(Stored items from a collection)
┄┄┄┄┄┄┄┄┄┄┄┄┄┄┄┄┄┄┄┄
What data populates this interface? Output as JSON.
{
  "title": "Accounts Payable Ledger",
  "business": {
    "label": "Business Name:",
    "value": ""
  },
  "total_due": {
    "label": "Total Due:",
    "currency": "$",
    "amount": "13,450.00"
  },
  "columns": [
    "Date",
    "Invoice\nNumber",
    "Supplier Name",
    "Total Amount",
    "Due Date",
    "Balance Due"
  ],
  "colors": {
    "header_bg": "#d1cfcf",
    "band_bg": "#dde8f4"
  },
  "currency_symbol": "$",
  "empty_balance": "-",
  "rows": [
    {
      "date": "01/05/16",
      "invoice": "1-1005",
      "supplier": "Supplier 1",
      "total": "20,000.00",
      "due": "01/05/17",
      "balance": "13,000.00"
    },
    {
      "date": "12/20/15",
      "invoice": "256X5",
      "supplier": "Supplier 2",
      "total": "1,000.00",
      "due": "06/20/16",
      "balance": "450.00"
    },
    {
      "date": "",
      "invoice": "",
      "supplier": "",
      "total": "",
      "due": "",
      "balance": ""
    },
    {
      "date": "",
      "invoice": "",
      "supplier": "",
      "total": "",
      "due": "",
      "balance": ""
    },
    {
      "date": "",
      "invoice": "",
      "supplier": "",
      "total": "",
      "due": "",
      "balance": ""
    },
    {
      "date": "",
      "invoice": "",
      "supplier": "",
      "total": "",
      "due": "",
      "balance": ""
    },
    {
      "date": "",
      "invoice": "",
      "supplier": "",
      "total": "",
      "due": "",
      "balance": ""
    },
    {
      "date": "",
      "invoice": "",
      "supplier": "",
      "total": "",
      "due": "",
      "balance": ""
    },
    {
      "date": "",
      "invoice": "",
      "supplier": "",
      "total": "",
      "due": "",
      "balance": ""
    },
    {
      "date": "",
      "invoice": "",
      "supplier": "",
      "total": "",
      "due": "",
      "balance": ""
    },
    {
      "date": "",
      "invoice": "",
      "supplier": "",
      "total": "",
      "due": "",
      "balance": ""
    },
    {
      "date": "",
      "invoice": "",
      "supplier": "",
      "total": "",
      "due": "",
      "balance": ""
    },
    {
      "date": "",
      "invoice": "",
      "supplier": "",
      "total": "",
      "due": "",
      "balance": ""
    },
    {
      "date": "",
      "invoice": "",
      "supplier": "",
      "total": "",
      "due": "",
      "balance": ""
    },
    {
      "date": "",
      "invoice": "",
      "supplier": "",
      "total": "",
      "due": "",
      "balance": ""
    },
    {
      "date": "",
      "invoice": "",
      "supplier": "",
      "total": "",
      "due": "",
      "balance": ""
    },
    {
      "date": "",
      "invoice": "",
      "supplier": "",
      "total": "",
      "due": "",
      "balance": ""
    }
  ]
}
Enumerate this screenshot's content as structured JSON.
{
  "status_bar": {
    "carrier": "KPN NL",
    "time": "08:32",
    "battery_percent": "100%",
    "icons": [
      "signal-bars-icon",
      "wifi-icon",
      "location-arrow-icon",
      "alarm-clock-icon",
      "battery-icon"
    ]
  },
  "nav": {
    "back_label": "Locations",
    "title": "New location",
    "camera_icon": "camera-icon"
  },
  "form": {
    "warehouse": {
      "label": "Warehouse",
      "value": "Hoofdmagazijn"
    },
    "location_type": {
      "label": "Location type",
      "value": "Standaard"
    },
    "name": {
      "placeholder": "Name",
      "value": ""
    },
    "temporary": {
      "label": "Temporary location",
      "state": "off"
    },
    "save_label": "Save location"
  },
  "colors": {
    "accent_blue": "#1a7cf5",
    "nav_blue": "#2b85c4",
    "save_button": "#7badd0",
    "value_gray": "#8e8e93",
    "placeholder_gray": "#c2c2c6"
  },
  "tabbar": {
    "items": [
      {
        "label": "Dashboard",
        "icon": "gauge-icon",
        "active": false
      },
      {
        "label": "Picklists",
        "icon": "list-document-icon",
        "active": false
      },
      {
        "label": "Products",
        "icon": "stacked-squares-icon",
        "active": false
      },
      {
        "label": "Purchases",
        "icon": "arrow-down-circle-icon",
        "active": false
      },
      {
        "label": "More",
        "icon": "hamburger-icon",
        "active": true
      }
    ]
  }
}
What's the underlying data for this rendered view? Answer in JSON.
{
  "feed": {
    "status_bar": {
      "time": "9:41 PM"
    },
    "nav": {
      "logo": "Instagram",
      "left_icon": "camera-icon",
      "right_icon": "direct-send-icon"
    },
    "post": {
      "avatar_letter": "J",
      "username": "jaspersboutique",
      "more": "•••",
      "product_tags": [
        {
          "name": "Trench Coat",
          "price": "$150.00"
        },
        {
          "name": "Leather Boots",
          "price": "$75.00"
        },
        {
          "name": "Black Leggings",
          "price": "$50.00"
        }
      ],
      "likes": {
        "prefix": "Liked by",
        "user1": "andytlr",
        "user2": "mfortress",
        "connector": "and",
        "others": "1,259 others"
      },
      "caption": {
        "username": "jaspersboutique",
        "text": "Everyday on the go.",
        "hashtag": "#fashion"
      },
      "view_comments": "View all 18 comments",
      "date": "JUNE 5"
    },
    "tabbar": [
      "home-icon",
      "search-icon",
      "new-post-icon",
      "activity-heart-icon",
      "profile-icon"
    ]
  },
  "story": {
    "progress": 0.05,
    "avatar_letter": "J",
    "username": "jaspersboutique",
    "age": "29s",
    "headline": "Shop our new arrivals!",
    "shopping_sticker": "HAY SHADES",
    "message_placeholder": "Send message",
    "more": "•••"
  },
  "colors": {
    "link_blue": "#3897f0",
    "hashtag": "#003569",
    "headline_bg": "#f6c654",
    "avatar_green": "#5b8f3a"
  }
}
┄┄┄┄┄┄┄┄┄┄┄┄┄┄┄┄┄┄┄┄
What is required
Among the lines above, how many contain the string "data"? State the number alone.

Written solution
2